◆ Material to process:
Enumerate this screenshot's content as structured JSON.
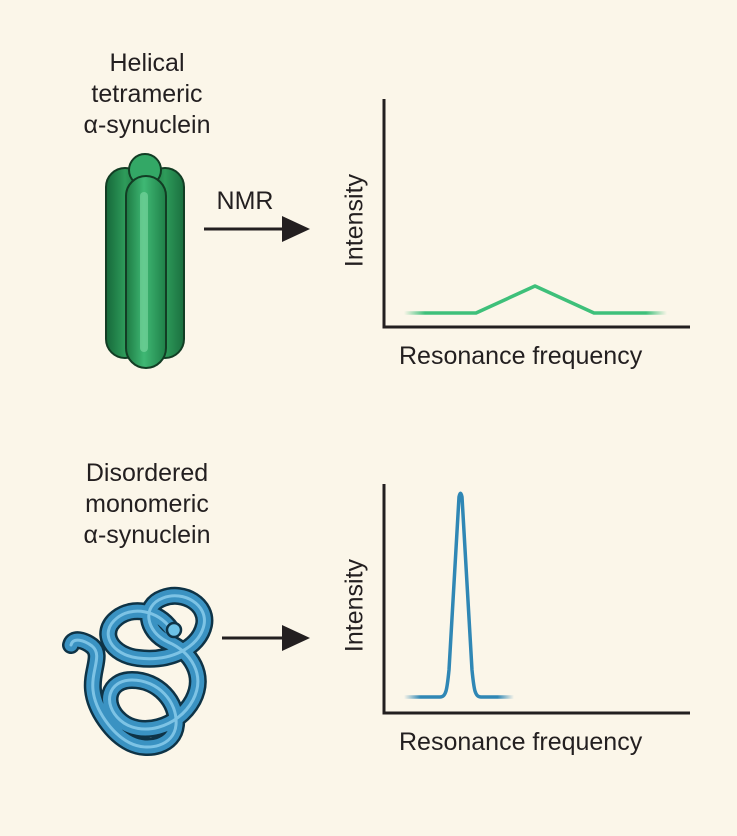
{
  "colors": {
    "background": "#fbf6e9",
    "tetramer_green": "#2e9b5a",
    "monomer_blue": "#2f87b5",
    "axis": "#231f20"
  },
  "top_panel": {
    "protein_label": "Helical\ntetrameric\nα-synuclein",
    "arrow_label": "NMR",
    "y_axis_label": "Intensity",
    "x_axis_label": "Resonance frequency",
    "spectrum_shape": "broad low peak"
  },
  "bottom_panel": {
    "protein_label": "Disordered\nmonomeric\nα-synuclein",
    "y_axis_label": "Intensity",
    "x_axis_label": "Resonance frequency",
    "spectrum_shape": "sharp high peak"
  },
  "icons": {
    "tetramer": "helix-bundle-icon",
    "monomer": "random-coil-icon"
  }
}
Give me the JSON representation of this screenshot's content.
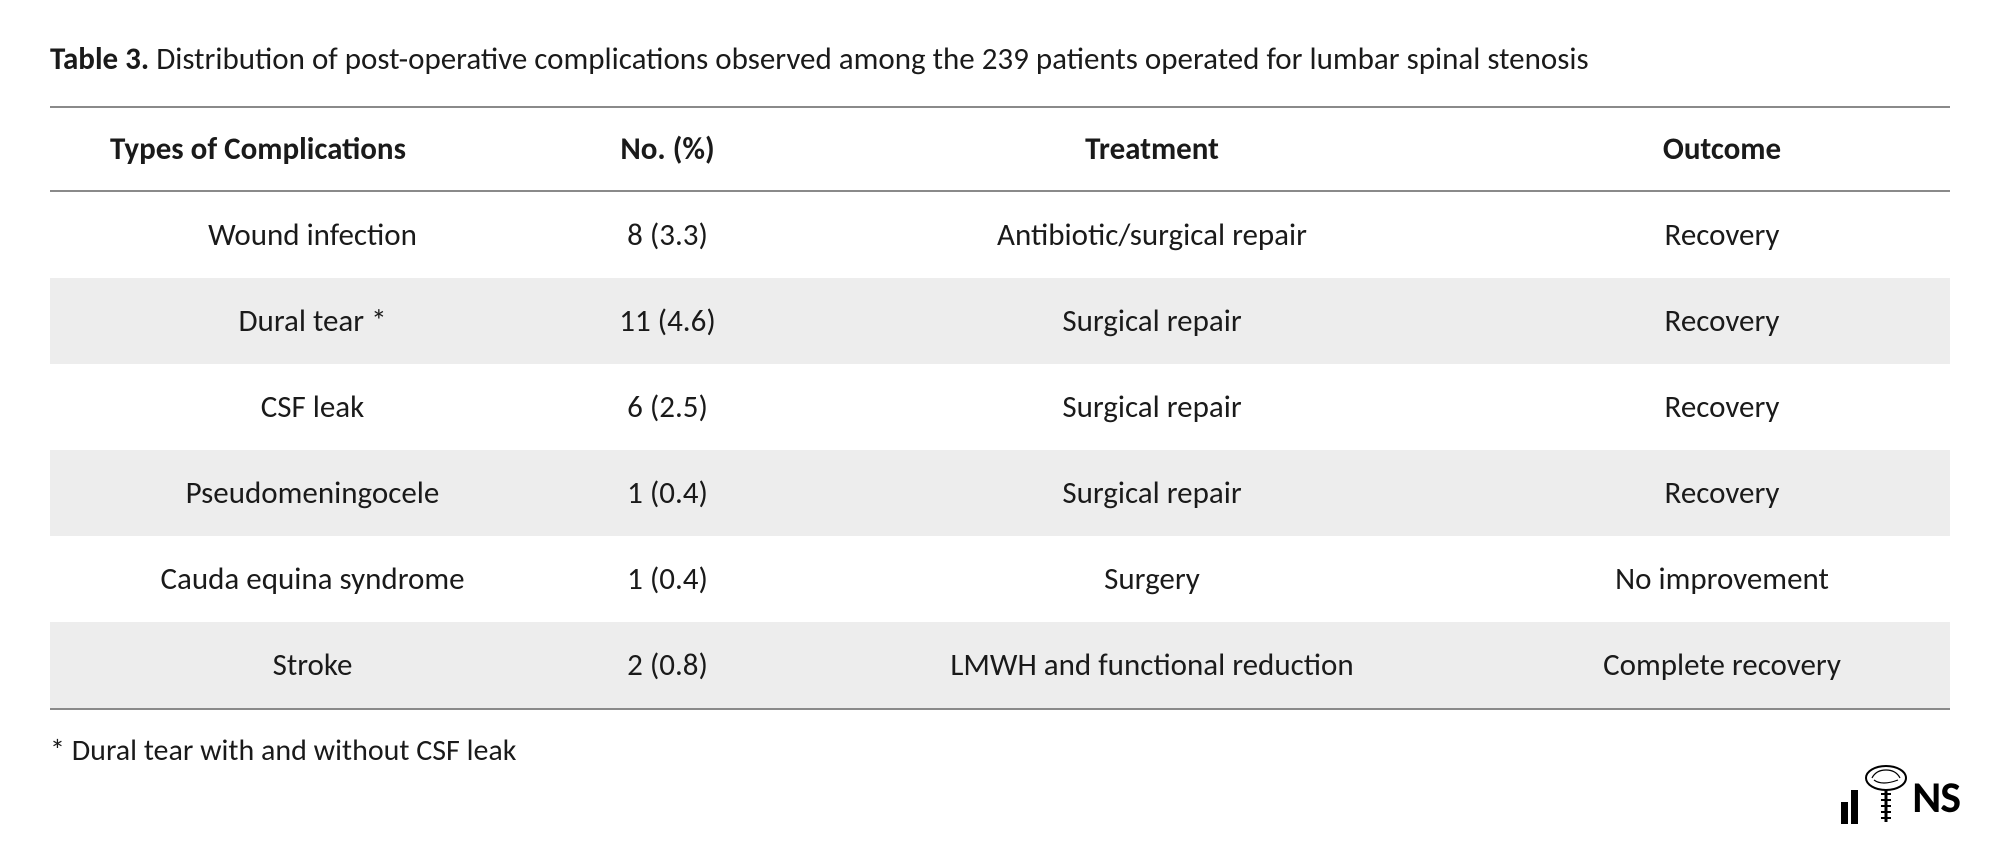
{
  "caption": {
    "label": "Table 3.",
    "text": "Distribution of post-operative complications observed among the 239 patients operated for lumbar spinal stenosis"
  },
  "table": {
    "columns": [
      "Types of Complications",
      "No. (%)",
      "Treatment",
      "Outcome"
    ],
    "column_widths_pct": [
      25,
      15,
      36,
      24
    ],
    "header_border_color": "#8a8a8a",
    "row_alt_bg": "#ededed",
    "row_bg": "#ffffff",
    "rows": [
      {
        "type": "Wound infection",
        "no": "8 (3.3)",
        "treatment": "Antibiotic/surgical repair",
        "outcome": "Recovery"
      },
      {
        "type": "Dural tear *",
        "no": "11 (4.6)",
        "treatment": "Surgical repair",
        "outcome": "Recovery"
      },
      {
        "type": "CSF leak",
        "no": "6 (2.5)",
        "treatment": "Surgical repair",
        "outcome": "Recovery"
      },
      {
        "type": "Pseudomeningocele",
        "no": "1 (0.4)",
        "treatment": "Surgical repair",
        "outcome": "Recovery"
      },
      {
        "type": "Cauda equina syndrome",
        "no": "1 (0.4)",
        "treatment": "Surgery",
        "outcome": "No improvement"
      },
      {
        "type": "Stroke",
        "no": "2 (0.8)",
        "treatment": "LMWH and functional reduction",
        "outcome": "Complete recovery"
      }
    ]
  },
  "footnote": "* Dural tear with and without CSF leak",
  "logo_text": "NS",
  "font_family": "Calibri",
  "title_fontsize_pt": 23,
  "body_fontsize_pt": 23,
  "text_color": "#1a1a1a",
  "background_color": "#ffffff"
}
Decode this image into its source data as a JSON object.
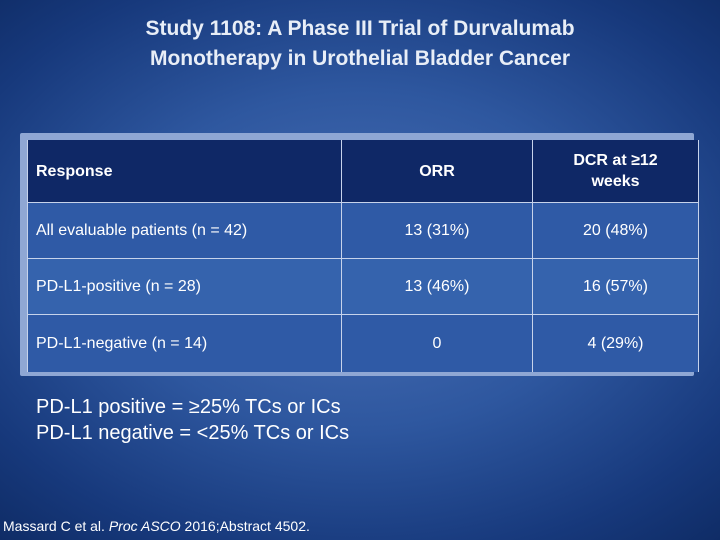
{
  "title": {
    "line1": "Study 1108: A Phase III Trial of Durvalumab",
    "line2": "Monotherapy in Urothelial Bladder Cancer"
  },
  "table": {
    "headers": {
      "response": "Response",
      "orr": "ORR",
      "dcr_line1": "DCR at ≥12",
      "dcr_line2": "weeks"
    },
    "rows": [
      {
        "label": "All evaluable patients (n = 42)",
        "orr": "13 (31%)",
        "dcr": "20 (48%)"
      },
      {
        "label": "PD-L1-positive (n = 28)",
        "orr": "13 (46%)",
        "dcr": "16 (57%)"
      },
      {
        "label": "PD-L1-negative (n = 14)",
        "orr": "0",
        "dcr": "4 (29%)"
      }
    ]
  },
  "notes": {
    "positive": "PD-L1 positive = ≥25% TCs or ICs",
    "negative": "PD-L1 negative = <25% TCs or ICs"
  },
  "citation": {
    "prefix": "Massard C et al. ",
    "journal": "Proc ASCO",
    "suffix": " 2016;Abstract 4502."
  },
  "colors": {
    "background_center": "#4a70b6",
    "background_edge": "#0f2c66",
    "header_fill": "#0f2866",
    "row_fill": "#2f5aa6",
    "table_frame": "#8fa7d4"
  }
}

◆ The problem:
Transcribe every entry word for word, but omit the pictures.

◆ Result:
Enumerate this screenshot's content as structured JSON.
{
  "colors": {
    "background": "#fbf6e9",
    "tetramer_green": "#2e9b5a",
    "monomer_blue": "#2f87b5",
    "axis": "#231f20"
  },
  "top_panel": {
    "protein_label": "Helical\ntetrameric\nα-synuclein",
    "arrow_label": "NMR",
    "y_axis_label": "Intensity",
    "x_axis_label": "Resonance frequency",
    "spectrum_shape": "broad low peak"
  },
  "bottom_panel": {
    "protein_label": "Disordered\nmonomeric\nα-synuclein",
    "y_axis_label": "Intensity",
    "x_axis_label": "Resonance frequency",
    "spectrum_shape": "sharp high peak"
  },
  "icons": {
    "tetramer": "helix-bundle-icon",
    "monomer": "random-coil-icon"
  }
}
Give me the JSON representation of this screenshot's content.
{
  "caption": {
    "label": "Table 3.",
    "text": "Distribution of post-operative complications observed among the 239 patients operated for lumbar spinal stenosis"
  },
  "table": {
    "columns": [
      "Types of Complications",
      "No. (%)",
      "Treatment",
      "Outcome"
    ],
    "column_widths_pct": [
      25,
      15,
      36,
      24
    ],
    "header_border_color": "#8a8a8a",
    "row_alt_bg": "#ededed",
    "row_bg": "#ffffff",
    "rows": [
      {
        "type": "Wound infection",
        "no": "8 (3.3)",
        "treatment": "Antibiotic/surgical repair",
        "outcome": "Recovery"
      },
      {
        "type": "Dural tear *",
        "no": "11 (4.6)",
        "treatment": "Surgical repair",
        "outcome": "Recovery"
      },
      {
        "type": "CSF leak",
        "no": "6 (2.5)",
        "treatment": "Surgical repair",
        "outcome": "Recovery"
      },
      {
        "type": "Pseudomeningocele",
        "no": "1 (0.4)",
        "treatment": "Surgical repair",
        "outcome": "Recovery"
      },
      {
        "type": "Cauda equina syndrome",
        "no": "1 (0.4)",
        "treatment": "Surgery",
        "outcome": "No improvement"
      },
      {
        "type": "Stroke",
        "no": "2 (0.8)",
        "treatment": "LMWH and functional reduction",
        "outcome": "Complete recovery"
      }
    ]
  },
  "footnote": "* Dural tear with and without CSF leak",
  "logo_text": "NS",
  "font_family": "Calibri",
  "title_fontsize_pt": 23,
  "body_fontsize_pt": 23,
  "text_color": "#1a1a1a",
  "background_color": "#ffffff"
}
Decode this image into its source data as a JSON object.
{
  "title": {
    "line1": "Study 1108: A Phase III Trial of Durvalumab",
    "line2": "Monotherapy in Urothelial Bladder Cancer"
  },
  "table": {
    "headers": {
      "response": "Response",
      "orr": "ORR",
      "dcr_line1": "DCR at ≥12",
      "dcr_line2": "weeks"
    },
    "rows": [
      {
        "label": "All evaluable patients (n = 42)",
        "orr": "13 (31%)",
        "dcr": "20 (48%)"
      },
      {
        "label": "PD-L1-positive (n = 28)",
        "orr": "13 (46%)",
        "dcr": "16 (57%)"
      },
      {
        "label": "PD-L1-negative (n = 14)",
        "orr": "0",
        "dcr": "4 (29%)"
      }
    ]
  },
  "notes": {
    "positive": "PD-L1 positive = ≥25% TCs or ICs",
    "negative": "PD-L1 negative = <25% TCs or ICs"
  },
  "citation": {
    "prefix": "Massard C et al. ",
    "journal": "Proc ASCO",
    "suffix": " 2016;Abstract 4502."
  },
  "colors": {
    "background_center": "#4a70b6",
    "background_edge": "#0f2c66",
    "header_fill": "#0f2866",
    "row_fill": "#2f5aa6",
    "table_frame": "#8fa7d4"
  }
}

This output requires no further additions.